Records from a data collection:
=======
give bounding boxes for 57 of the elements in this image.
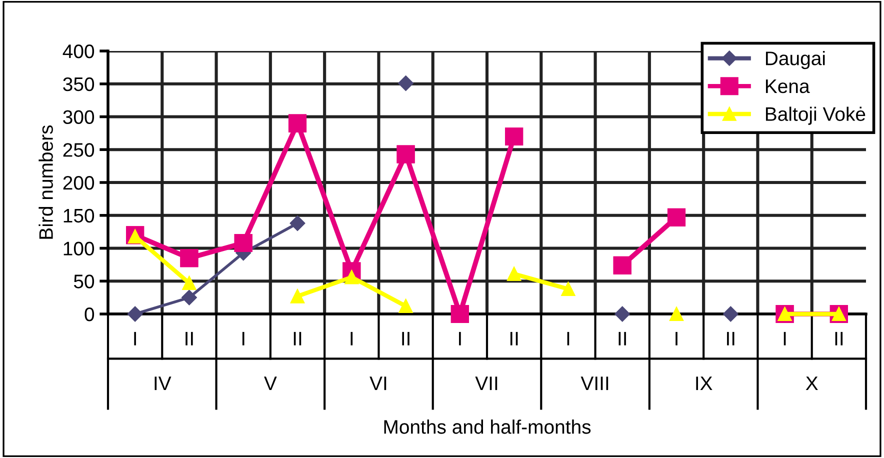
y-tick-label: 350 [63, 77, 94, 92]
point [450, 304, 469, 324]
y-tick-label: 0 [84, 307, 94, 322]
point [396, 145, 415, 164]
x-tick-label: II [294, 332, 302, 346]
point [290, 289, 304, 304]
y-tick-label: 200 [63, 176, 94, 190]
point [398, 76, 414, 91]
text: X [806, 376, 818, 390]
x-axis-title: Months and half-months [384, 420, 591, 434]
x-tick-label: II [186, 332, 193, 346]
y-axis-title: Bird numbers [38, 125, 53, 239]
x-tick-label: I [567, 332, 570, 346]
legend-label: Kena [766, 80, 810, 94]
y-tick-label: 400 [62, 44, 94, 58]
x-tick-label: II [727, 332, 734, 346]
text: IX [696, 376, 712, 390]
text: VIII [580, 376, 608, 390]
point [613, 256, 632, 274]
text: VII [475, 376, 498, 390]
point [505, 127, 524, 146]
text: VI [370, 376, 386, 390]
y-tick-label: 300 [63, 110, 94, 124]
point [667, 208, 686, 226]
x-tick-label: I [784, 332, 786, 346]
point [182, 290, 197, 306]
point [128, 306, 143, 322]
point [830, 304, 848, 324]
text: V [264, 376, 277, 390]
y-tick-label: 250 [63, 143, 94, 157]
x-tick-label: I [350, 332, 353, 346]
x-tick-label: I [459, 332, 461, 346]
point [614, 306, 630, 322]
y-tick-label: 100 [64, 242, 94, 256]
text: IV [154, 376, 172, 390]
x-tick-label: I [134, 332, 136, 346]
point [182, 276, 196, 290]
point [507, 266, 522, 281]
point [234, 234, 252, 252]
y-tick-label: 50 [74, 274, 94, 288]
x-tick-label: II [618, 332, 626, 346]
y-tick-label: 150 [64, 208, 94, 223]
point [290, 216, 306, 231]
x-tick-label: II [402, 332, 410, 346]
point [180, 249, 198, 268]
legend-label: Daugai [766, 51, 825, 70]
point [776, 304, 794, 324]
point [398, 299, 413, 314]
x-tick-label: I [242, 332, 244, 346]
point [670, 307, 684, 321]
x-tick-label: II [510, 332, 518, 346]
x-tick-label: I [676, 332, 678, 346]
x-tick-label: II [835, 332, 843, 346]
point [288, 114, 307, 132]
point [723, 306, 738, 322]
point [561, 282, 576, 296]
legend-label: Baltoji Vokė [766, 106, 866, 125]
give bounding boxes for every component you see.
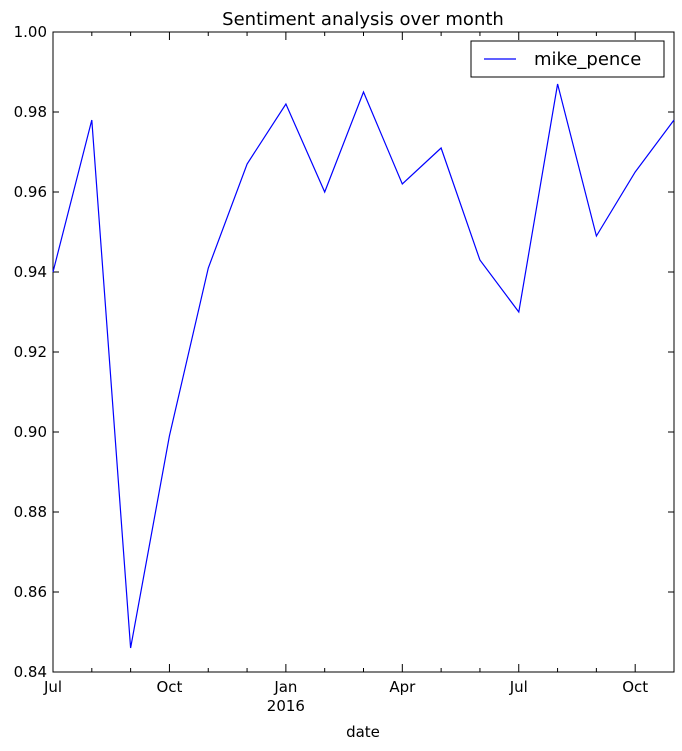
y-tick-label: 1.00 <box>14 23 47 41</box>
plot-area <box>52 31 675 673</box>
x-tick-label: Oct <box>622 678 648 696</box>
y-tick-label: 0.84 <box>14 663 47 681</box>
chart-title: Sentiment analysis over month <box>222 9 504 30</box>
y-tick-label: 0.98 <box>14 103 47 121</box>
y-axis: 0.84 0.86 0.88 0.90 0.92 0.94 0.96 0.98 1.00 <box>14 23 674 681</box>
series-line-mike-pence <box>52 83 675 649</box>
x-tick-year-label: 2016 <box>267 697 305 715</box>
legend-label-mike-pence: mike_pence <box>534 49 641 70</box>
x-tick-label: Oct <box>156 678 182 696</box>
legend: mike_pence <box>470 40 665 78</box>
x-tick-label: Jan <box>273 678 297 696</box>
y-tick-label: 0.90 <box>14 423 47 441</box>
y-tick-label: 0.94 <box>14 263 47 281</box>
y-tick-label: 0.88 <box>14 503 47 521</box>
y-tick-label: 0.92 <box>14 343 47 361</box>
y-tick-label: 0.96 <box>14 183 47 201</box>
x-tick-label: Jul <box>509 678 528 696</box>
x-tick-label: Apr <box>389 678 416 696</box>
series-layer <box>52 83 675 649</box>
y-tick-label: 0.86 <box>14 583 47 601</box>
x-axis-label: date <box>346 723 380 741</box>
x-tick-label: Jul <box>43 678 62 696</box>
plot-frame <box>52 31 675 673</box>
=======
**REQUIREMENT:** Reproduce all of the data above line for line with no changes, leaving out the pictures.

**SOLVED PROBLEM:**
give bounding boxes for 57 of the elements in this image.
y-tick-label: 350 [63, 77, 94, 92]
point [450, 304, 469, 324]
y-tick-label: 0 [84, 307, 94, 322]
point [396, 145, 415, 164]
x-tick-label: II [294, 332, 302, 346]
point [290, 289, 304, 304]
y-tick-label: 200 [63, 176, 94, 190]
point [398, 76, 414, 91]
text: X [806, 376, 818, 390]
x-axis-title: Months and half-months [384, 420, 591, 434]
x-tick-label: II [186, 332, 193, 346]
y-axis-title: Bird numbers [38, 125, 53, 239]
x-tick-label: I [567, 332, 570, 346]
legend-label: Kena [766, 80, 810, 94]
y-tick-label: 400 [62, 44, 94, 58]
x-tick-label: II [727, 332, 734, 346]
text: IX [696, 376, 712, 390]
text: VIII [580, 376, 608, 390]
point [613, 256, 632, 274]
text: VII [475, 376, 498, 390]
point [505, 127, 524, 146]
text: VI [370, 376, 386, 390]
y-tick-label: 300 [63, 110, 94, 124]
point [667, 208, 686, 226]
x-tick-label: I [784, 332, 786, 346]
point [182, 290, 197, 306]
point [128, 306, 143, 322]
point [830, 304, 848, 324]
text: V [264, 376, 277, 390]
y-tick-label: 250 [63, 143, 94, 157]
x-tick-label: I [350, 332, 353, 346]
x-tick-label: I [459, 332, 461, 346]
point [614, 306, 630, 322]
y-tick-label: 100 [64, 242, 94, 256]
text: IV [154, 376, 172, 390]
x-tick-label: I [134, 332, 136, 346]
point [182, 276, 196, 290]
point [507, 266, 522, 281]
point [234, 234, 252, 252]
y-tick-label: 50 [74, 274, 94, 288]
x-tick-label: II [618, 332, 626, 346]
y-tick-label: 150 [64, 208, 94, 223]
point [290, 216, 306, 231]
x-tick-label: II [402, 332, 410, 346]
point [180, 249, 198, 268]
legend-label: Daugai [766, 51, 825, 70]
point [776, 304, 794, 324]
point [398, 299, 413, 314]
x-tick-label: I [242, 332, 244, 346]
point [670, 307, 684, 321]
x-tick-label: II [510, 332, 518, 346]
x-tick-label: I [676, 332, 678, 346]
x-tick-label: II [835, 332, 843, 346]
point [288, 114, 307, 132]
point [723, 306, 738, 322]
point [561, 282, 576, 296]
legend-label: Baltoji Vokė [766, 106, 866, 125]
give bounding boxes for every component you see.
y-tick-label: 1.00 <box>14 23 47 41</box>
plot-area <box>52 31 675 673</box>
x-tick-label: Oct <box>622 678 648 696</box>
y-tick-label: 0.84 <box>14 663 47 681</box>
chart-title: Sentiment analysis over month <box>222 9 504 30</box>
y-tick-label: 0.98 <box>14 103 47 121</box>
y-axis: 0.84 0.86 0.88 0.90 0.92 0.94 0.96 0.98 1.00 <box>14 23 674 681</box>
series-line-mike-pence <box>52 83 675 649</box>
x-tick-year-label: 2016 <box>267 697 305 715</box>
legend-label-mike-pence: mike_pence <box>534 49 641 70</box>
x-tick-label: Oct <box>156 678 182 696</box>
legend: mike_pence <box>470 40 665 78</box>
x-tick-label: Jan <box>273 678 297 696</box>
y-tick-label: 0.90 <box>14 423 47 441</box>
y-tick-label: 0.94 <box>14 263 47 281</box>
y-tick-label: 0.88 <box>14 503 47 521</box>
y-tick-label: 0.92 <box>14 343 47 361</box>
y-tick-label: 0.96 <box>14 183 47 201</box>
x-tick-label: Jul <box>509 678 528 696</box>
x-tick-label: Apr <box>389 678 416 696</box>
series-layer <box>52 83 675 649</box>
y-tick-label: 0.86 <box>14 583 47 601</box>
x-axis-label: date <box>346 723 380 741</box>
x-tick-label: Jul <box>43 678 62 696</box>
plot-frame <box>52 31 675 673</box>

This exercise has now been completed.